> Listed entries
============

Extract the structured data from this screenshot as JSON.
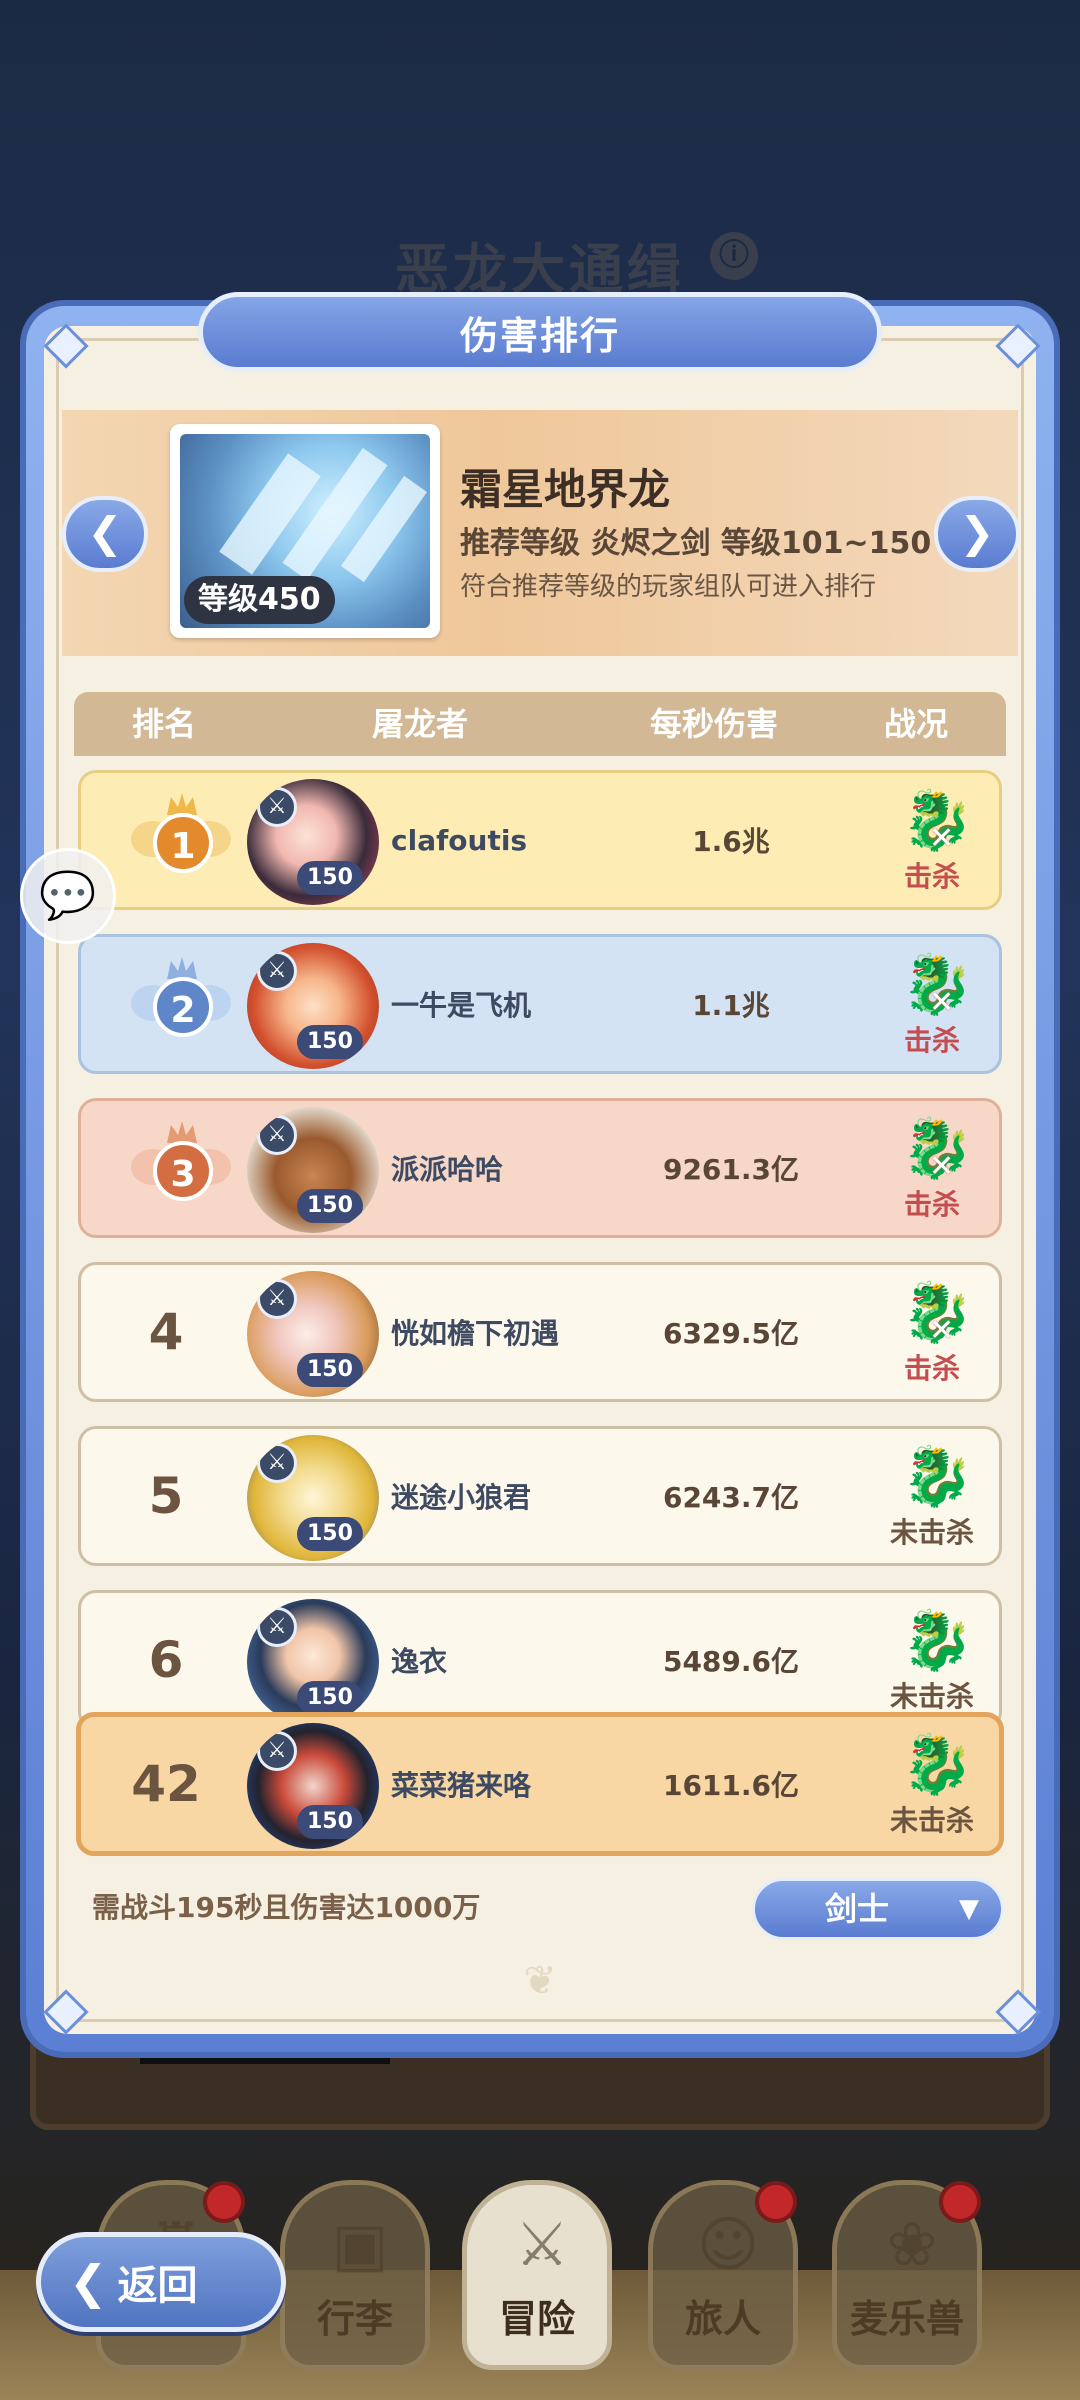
{
  "background": {
    "title": "恶龙大通缉",
    "info_icon": "ⓘ",
    "tabs": [
      {
        "label": "",
        "icon": "castle-icon",
        "badge": true
      },
      {
        "label": "行李",
        "icon": "backpack-icon",
        "badge": false
      },
      {
        "label": "冒险",
        "icon": "crossed-swords-icon",
        "badge": false,
        "active": true
      },
      {
        "label": "旅人",
        "icon": "traveler-icon",
        "badge": true
      },
      {
        "label": "麦乐兽",
        "icon": "pet-icon",
        "badge": true
      }
    ]
  },
  "back_button": {
    "label": "返回",
    "icon": "chevron-left-icon"
  },
  "modal": {
    "title": "伤害排行",
    "prev_icon": "chevron-left-icon",
    "next_icon": "chevron-right-icon",
    "boss": {
      "name": "霜星地界龙",
      "level": "等级450",
      "recommend": "推荐等级 炎烬之剑 等级101~150",
      "note": "符合推荐等级的玩家组队可进入排行",
      "portrait": "ice-dragon-portrait"
    },
    "table": {
      "headers": {
        "rank": "排名",
        "slayer": "屠龙者",
        "dps": "每秒伤害",
        "status": "战况"
      },
      "rows": [
        {
          "rank": "1",
          "name": "clafoutis",
          "level": "150",
          "dps": "1.6兆",
          "status": "击杀",
          "killed": true,
          "medal": "gold",
          "style": "rank1"
        },
        {
          "rank": "2",
          "name": "一牛是飞机",
          "level": "150",
          "dps": "1.1兆",
          "status": "击杀",
          "killed": true,
          "medal": "silver",
          "style": "rank2"
        },
        {
          "rank": "3",
          "name": "派派哈哈",
          "level": "150",
          "dps": "9261.3亿",
          "status": "击杀",
          "killed": true,
          "medal": "bronze",
          "style": "rank3"
        },
        {
          "rank": "4",
          "name": "恍如檐下初遇",
          "level": "150",
          "dps": "6329.5亿",
          "status": "击杀",
          "killed": true,
          "style": "normal"
        },
        {
          "rank": "5",
          "name": "迷途小狼君",
          "level": "150",
          "dps": "6243.7亿",
          "status": "未击杀",
          "killed": false,
          "style": "normal"
        },
        {
          "rank": "6",
          "name": "逸衣",
          "level": "150",
          "dps": "5489.6亿",
          "status": "未击杀",
          "killed": false,
          "style": "normal"
        }
      ],
      "self_row": {
        "rank": "42",
        "name": "菜菜猪来咯",
        "level": "150",
        "dps": "1611.6亿",
        "status": "未击杀",
        "killed": false
      }
    },
    "requirement": "需战斗195秒且伤害达1000万",
    "class_select": {
      "value": "剑士",
      "arrow": "▼"
    }
  },
  "chat_icon": "chat-bubble-icon",
  "colors": {
    "accent_blue": "#5a7cd0",
    "panel_bg": "#f6f0e2",
    "killed_red": "#c44d4f",
    "rank1_bg": "#fdedb5",
    "rank2_bg": "#d3e3f4",
    "rank3_bg": "#f6d7c8",
    "self_bg": "#f9d7a4"
  }
}
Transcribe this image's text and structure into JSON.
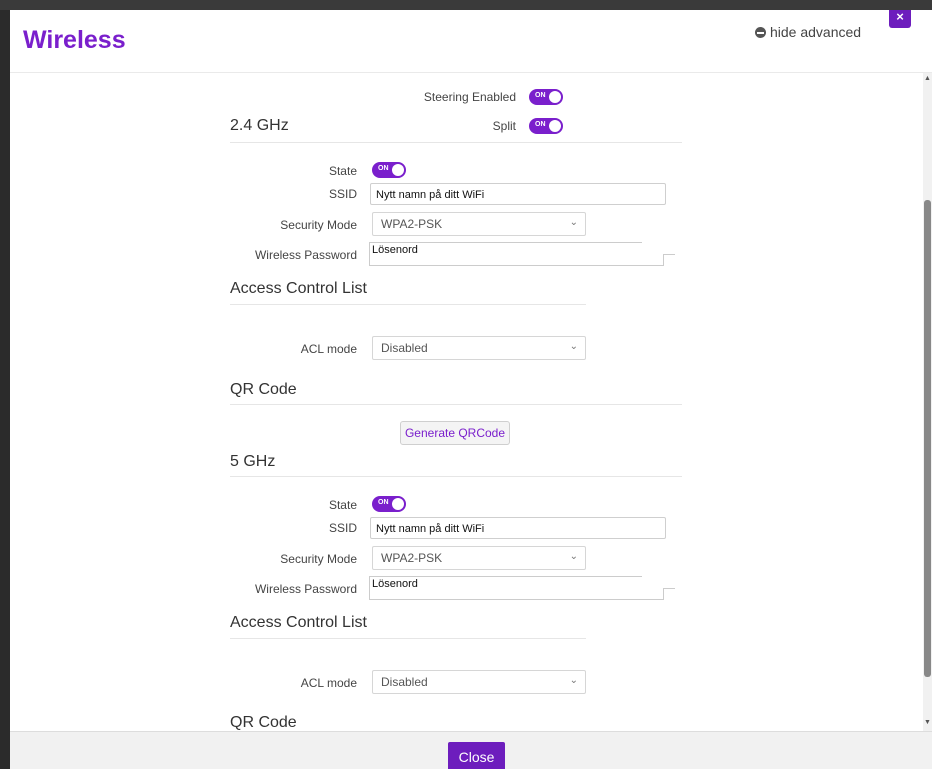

============

> The problem
Above are records to transcribe exactly; leave their pictures out.

> Full response
Extract the structured data from this screenshot as JSON.
{
  "background": {
    "title": "恶龙大通缉",
    "info_icon": "ⓘ",
    "tabs": [
      {
        "label": "",
        "icon": "castle-icon",
        "badge": true
      },
      {
        "label": "行李",
        "icon": "backpack-icon",
        "badge": false
      },
      {
        "label": "冒险",
        "icon": "crossed-swords-icon",
        "badge": false,
        "active": true
      },
      {
        "label": "旅人",
        "icon": "traveler-icon",
        "badge": true
      },
      {
        "label": "麦乐兽",
        "icon": "pet-icon",
        "badge": true
      }
    ]
  },
  "back_button": {
    "label": "返回",
    "icon": "chevron-left-icon"
  },
  "modal": {
    "title": "伤害排行",
    "prev_icon": "chevron-left-icon",
    "next_icon": "chevron-right-icon",
    "boss": {
      "name": "霜星地界龙",
      "level": "等级450",
      "recommend": "推荐等级 炎烬之剑 等级101~150",
      "note": "符合推荐等级的玩家组队可进入排行",
      "portrait": "ice-dragon-portrait"
    },
    "table": {
      "headers": {
        "rank": "排名",
        "slayer": "屠龙者",
        "dps": "每秒伤害",
        "status": "战况"
      },
      "rows": [
        {
          "rank": "1",
          "name": "clafoutis",
          "level": "150",
          "dps": "1.6兆",
          "status": "击杀",
          "killed": true,
          "medal": "gold",
          "style": "rank1"
        },
        {
          "rank": "2",
          "name": "一牛是飞机",
          "level": "150",
          "dps": "1.1兆",
          "status": "击杀",
          "killed": true,
          "medal": "silver",
          "style": "rank2"
        },
        {
          "rank": "3",
          "name": "派派哈哈",
          "level": "150",
          "dps": "9261.3亿",
          "status": "击杀",
          "killed": true,
          "medal": "bronze",
          "style": "rank3"
        },
        {
          "rank": "4",
          "name": "恍如檐下初遇",
          "level": "150",
          "dps": "6329.5亿",
          "status": "击杀",
          "killed": true,
          "style": "normal"
        },
        {
          "rank": "5",
          "name": "迷途小狼君",
          "level": "150",
          "dps": "6243.7亿",
          "status": "未击杀",
          "killed": false,
          "style": "normal"
        },
        {
          "rank": "6",
          "name": "逸衣",
          "level": "150",
          "dps": "5489.6亿",
          "status": "未击杀",
          "killed": false,
          "style": "normal"
        }
      ],
      "self_row": {
        "rank": "42",
        "name": "菜菜猪来咯",
        "level": "150",
        "dps": "1611.6亿",
        "status": "未击杀",
        "killed": false
      }
    },
    "requirement": "需战斗195秒且伤害达1000万",
    "class_select": {
      "value": "剑士",
      "arrow": "▼"
    }
  },
  "chat_icon": "chat-bubble-icon",
  "colors": {
    "accent_blue": "#5a7cd0",
    "panel_bg": "#f6f0e2",
    "killed_red": "#c44d4f",
    "rank1_bg": "#fdedb5",
    "rank2_bg": "#d3e3f4",
    "rank3_bg": "#f6d7c8",
    "self_bg": "#f9d7a4"
  }
}
Transcribe this image's text and structure into JSON.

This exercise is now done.